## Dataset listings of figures
********

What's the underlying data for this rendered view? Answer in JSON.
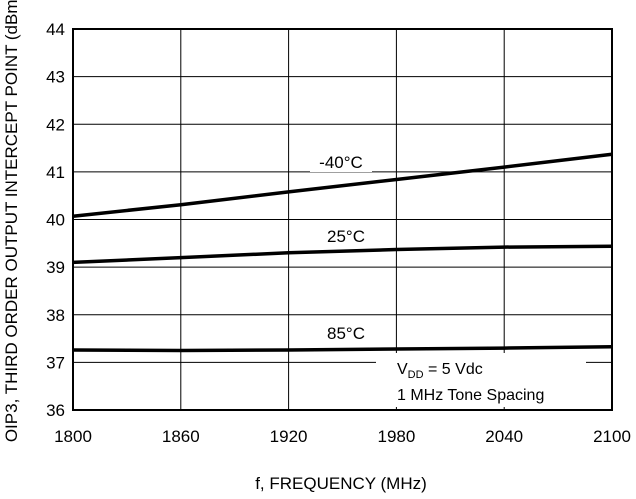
{
  "chart_data": {
    "type": "line",
    "xlabel": "f, FREQUENCY (MHz)",
    "ylabel": "OIP3, THIRD ORDER OUTPUT INTERCEPT POINT (dBm)",
    "xlim": [
      1800,
      2100
    ],
    "ylim": [
      36,
      44
    ],
    "grid": true,
    "x_ticks": [
      1800,
      1860,
      1920,
      1980,
      2040,
      2100
    ],
    "y_ticks": [
      36,
      37,
      38,
      39,
      40,
      41,
      42,
      43,
      44
    ],
    "x_tick_labels": [
      "1800",
      "1860",
      "1920",
      "1980",
      "2040",
      "2100"
    ],
    "y_tick_labels": [
      "36",
      "37",
      "38",
      "39",
      "40",
      "41",
      "42",
      "43",
      "44"
    ],
    "series": [
      {
        "name": "-40°C",
        "x": [
          1800,
          1860,
          1920,
          1980,
          2040,
          2100
        ],
        "y": [
          40.07,
          40.31,
          40.58,
          40.84,
          41.1,
          41.37
        ]
      },
      {
        "name": "25°C",
        "x": [
          1800,
          1860,
          1920,
          1980,
          2040,
          2100
        ],
        "y": [
          39.1,
          39.2,
          39.3,
          39.37,
          39.42,
          39.44
        ]
      },
      {
        "name": "85°C",
        "x": [
          1800,
          1860,
          1920,
          1980,
          2040,
          2100
        ],
        "y": [
          37.26,
          37.25,
          37.26,
          37.28,
          37.3,
          37.33
        ]
      }
    ],
    "annotation": {
      "line1_main": "V",
      "line1_sub": "DD",
      "line1_rest": " = 5 Vdc",
      "line2": "1 MHz Tone Spacing"
    }
  }
}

********

## Written exercise
Using the data above, write out every line exactly, leaving the images behind.

## The result
What's the underlying data for this rendered view? Answer in JSON.
{
  "chart_data": {
    "type": "line",
    "xlabel": "f, FREQUENCY (MHz)",
    "ylabel": "OIP3, THIRD ORDER OUTPUT INTERCEPT POINT (dBm)",
    "xlim": [
      1800,
      2100
    ],
    "ylim": [
      36,
      44
    ],
    "grid": true,
    "x_ticks": [
      1800,
      1860,
      1920,
      1980,
      2040,
      2100
    ],
    "y_ticks": [
      36,
      37,
      38,
      39,
      40,
      41,
      42,
      43,
      44
    ],
    "x_tick_labels": [
      "1800",
      "1860",
      "1920",
      "1980",
      "2040",
      "2100"
    ],
    "y_tick_labels": [
      "36",
      "37",
      "38",
      "39",
      "40",
      "41",
      "42",
      "43",
      "44"
    ],
    "series": [
      {
        "name": "-40°C",
        "x": [
          1800,
          1860,
          1920,
          1980,
          2040,
          2100
        ],
        "y": [
          40.07,
          40.31,
          40.58,
          40.84,
          41.1,
          41.37
        ]
      },
      {
        "name": "25°C",
        "x": [
          1800,
          1860,
          1920,
          1980,
          2040,
          2100
        ],
        "y": [
          39.1,
          39.2,
          39.3,
          39.37,
          39.42,
          39.44
        ]
      },
      {
        "name": "85°C",
        "x": [
          1800,
          1860,
          1920,
          1980,
          2040,
          2100
        ],
        "y": [
          37.26,
          37.25,
          37.26,
          37.28,
          37.3,
          37.33
        ]
      }
    ],
    "annotation": {
      "line1_main": "V",
      "line1_sub": "DD",
      "line1_rest": " = 5 Vdc",
      "line2": "1 MHz Tone Spacing"
    }
  }
}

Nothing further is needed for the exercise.